Otro logro importante en términos institucionales, aparte de la modificación o actualización de una serie de instrumentos legales a objeto de darle mayor eficacia al ente contralor, fue que se procediera a intensificar la profesionalización de su personal a través de concursos de admisión y talleres de formación, tanto como mediante la adopción de mecanismos modernos de ascenso dentro de su estructura organizacional. Este esfuerzo incluiría la creación, en 1970, de la Escuela de Control Fiscal, cuyos resultados llegaron a medirse por la variedad y calidad de los cursos dictados, así como por el número de funcionarios de la Contraloría que participaron en ellos. 

Algo no menos importante, y que también contribuyó a elevar el rendimiento de la Contraloría, fue que a comienzos de la década de 1960 se introdujera la figura del registro permanente de contratos, algo que había sido inexistente hasta entonces, y que justamente permitiría llevar relación de todos los contratos firmados por el Estado, incluyendo las modificaciones que se le hicieren. 

Resulte inverosímil o no, lo cierto es que fue durante el periodo pos-1958 cuando también se lograría efectuar, por primera vez, un registro permanente de todos los bienes nacionales, incluyendo, de entonces en adelante, un inventario rutinario de incorporación y desincorporación de los mismos. 

Ahora bien, los dos retos que tendría por delante la institucionalidad contralora, luego de iniciarse la consolidación del ensayo democrático, sería, por un lado, el aumento sostenido de los ingresos y gastos del Estado y, por el otro, el crecimiento acelerado que hubo de experimentar la administración central, ya no sólo en la forma de ministerios e institutos autónomos sino de fundaciones y empresas adscritas también al sector público. 

Obviamente, las fallas y vicios no estuvieron ausentes, especialmente por lo que acaba de mencionarse respecto al monto creciente de recursos y agencias manejadas por el aparato estadal. Sin embargo, el balance, en términos de control fiscal, habla favorablemente de una institución que se vio cada vez más profesionalizada y tecnificada, capaz de garantizar la aplicación de controles previos y posteriores, incluyendo medidas de carácter punitivo a la hora de fiscalizar los gastos, ingresos y bienes nacionales. Esto quiere decir que no todo moría en la simple denuncia de lo que debía ser tenido por hechos punibles.

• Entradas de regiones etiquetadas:
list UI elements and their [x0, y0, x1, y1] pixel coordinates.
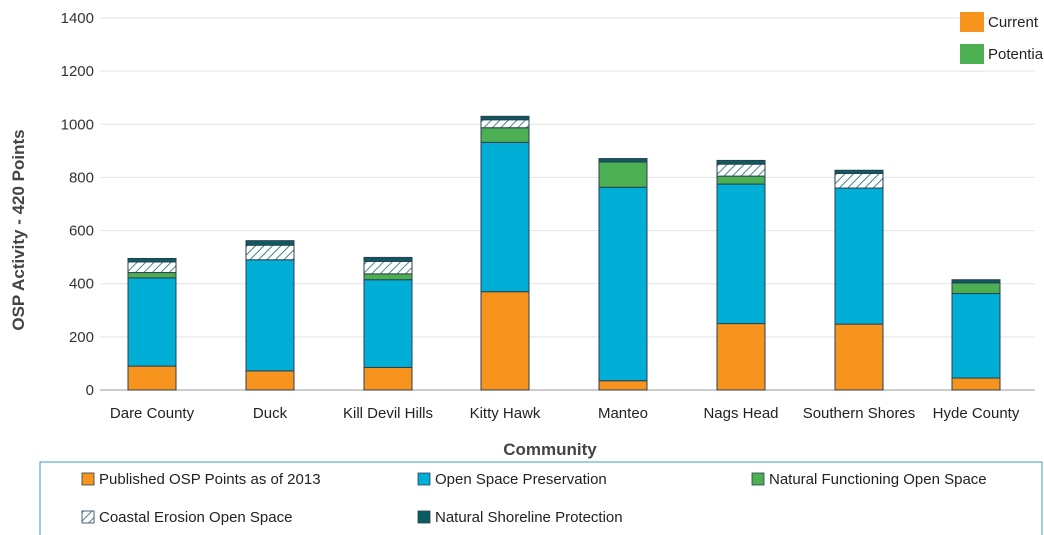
bar-segment [127, 261, 177, 274]
bar-segment [598, 186, 648, 382]
bar-segment [363, 366, 413, 391]
x-axis-title: Community [503, 440, 597, 459]
y-tick-label: 0 [86, 382, 94, 399]
legend-label: Natural Functioning Open Space [769, 471, 987, 488]
bar-segment [716, 183, 766, 325]
bar-segment [245, 370, 295, 391]
bar-segment [245, 244, 295, 261]
bar-segment [951, 279, 1001, 284]
bar-segment [363, 279, 413, 368]
bottom-legend-frame [39, 461, 1043, 535]
x-category-label: Dare County [110, 405, 195, 422]
bar-segment [598, 158, 648, 163]
legend-swatch [417, 472, 431, 486]
legend-swatch [81, 472, 95, 486]
bar-segment [598, 380, 648, 391]
bar-segment [480, 119, 530, 129]
legend-label: Published OSP Points as of 2013 [99, 471, 321, 488]
bar-stack [363, 256, 413, 391]
bar-segment [363, 256, 413, 262]
bar-stack [834, 169, 884, 391]
bar-segment [716, 159, 766, 165]
bar-segment [598, 161, 648, 188]
bar-segment [127, 365, 177, 391]
bar-stack [245, 240, 295, 391]
top-legend-label: Current [988, 14, 1039, 31]
x-category-label: Manteo [598, 405, 648, 422]
top-legend-swatch [960, 44, 984, 64]
bar-segment [480, 127, 530, 143]
legend-label: Coastal Erosion Open Space [99, 509, 292, 526]
bar-segment [363, 273, 413, 281]
bar-segment [480, 141, 530, 293]
bar-stack [127, 257, 177, 391]
gridlines [100, 17, 1035, 391]
y-axis-title: OSP Activity - 420 Points [9, 129, 28, 330]
bar-segment [716, 163, 766, 177]
x-category-label: Kill Devil Hills [343, 405, 433, 422]
x-axis-categories: Dare County Duck Kill Devil Hills Kitty Haw… [110, 405, 1020, 422]
bar-segment [480, 291, 530, 391]
top-legend-label: Potentia [988, 46, 1044, 63]
legend-label: Open Space Preservation [435, 471, 607, 488]
bar-stack [598, 158, 648, 391]
bar-segment [834, 169, 884, 174]
bottom-legend: Published OSP Points as of 2013 Open Spac… [81, 471, 987, 526]
bar-segment [480, 115, 530, 121]
bar-stack [480, 115, 530, 391]
x-category-label: Nags Head [703, 405, 778, 422]
y-tick-label: 800 [69, 169, 94, 186]
bar-segment [363, 260, 413, 275]
x-category-label: Kitty Hawk [470, 405, 541, 422]
bar-segment [716, 323, 766, 391]
bar-segment [951, 377, 1001, 391]
bars [127, 115, 1001, 391]
bar-segment [951, 293, 1001, 379]
y-tick-label: 1000 [61, 116, 94, 133]
bar-stack [716, 159, 766, 391]
legend-swatch [417, 510, 431, 524]
y-tick-label: 1200 [61, 63, 94, 80]
bar-segment [716, 175, 766, 185]
y-tick-label: 600 [69, 223, 94, 240]
bar-stack [951, 279, 1001, 391]
bar-segment [245, 240, 295, 246]
legend-swatch [81, 510, 95, 524]
top-legend-swatch [960, 12, 984, 32]
y-axis-ticks: 0 200 400 600 800 1000 1200 1400 [61, 10, 94, 399]
top-legend: Current Potentia [960, 12, 1044, 64]
bar-segment [127, 257, 177, 263]
bar-segment [834, 323, 884, 391]
bar-segment [127, 272, 177, 279]
y-tick-label: 200 [69, 329, 94, 346]
x-category-label: Duck [253, 405, 288, 422]
bar-segment [834, 172, 884, 189]
legend-swatch [751, 472, 765, 486]
bar-segment [245, 259, 295, 372]
bar-segment [834, 187, 884, 325]
y-tick-label: 400 [69, 276, 94, 293]
bar-segment [127, 277, 177, 367]
x-category-label: Hyde County [933, 405, 1020, 422]
y-tick-label: 1400 [61, 10, 94, 27]
bar-segment [951, 282, 1001, 295]
x-category-label: Southern Shores [803, 405, 916, 422]
legend-label: Natural Shoreline Protection [435, 509, 623, 526]
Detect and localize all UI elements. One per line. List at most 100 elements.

• Enunciado de tarea: Transcriba literalmente el pasaje del texto sobre la Contraloría que va desde "Resulte inverosímil o" hasta "de los mismos.", ambos incluidos.

• Solución propuesta:
Resulte inverosímil o no, lo cierto es que fue durante el periodo pos-1958 cuando también se lograría efectuar, por primera vez, un registro permanente de todos los bienes nacionales, incluyendo, de entonces en adelante, un inventario rutinario de incorporación y desincorporación de los mismos.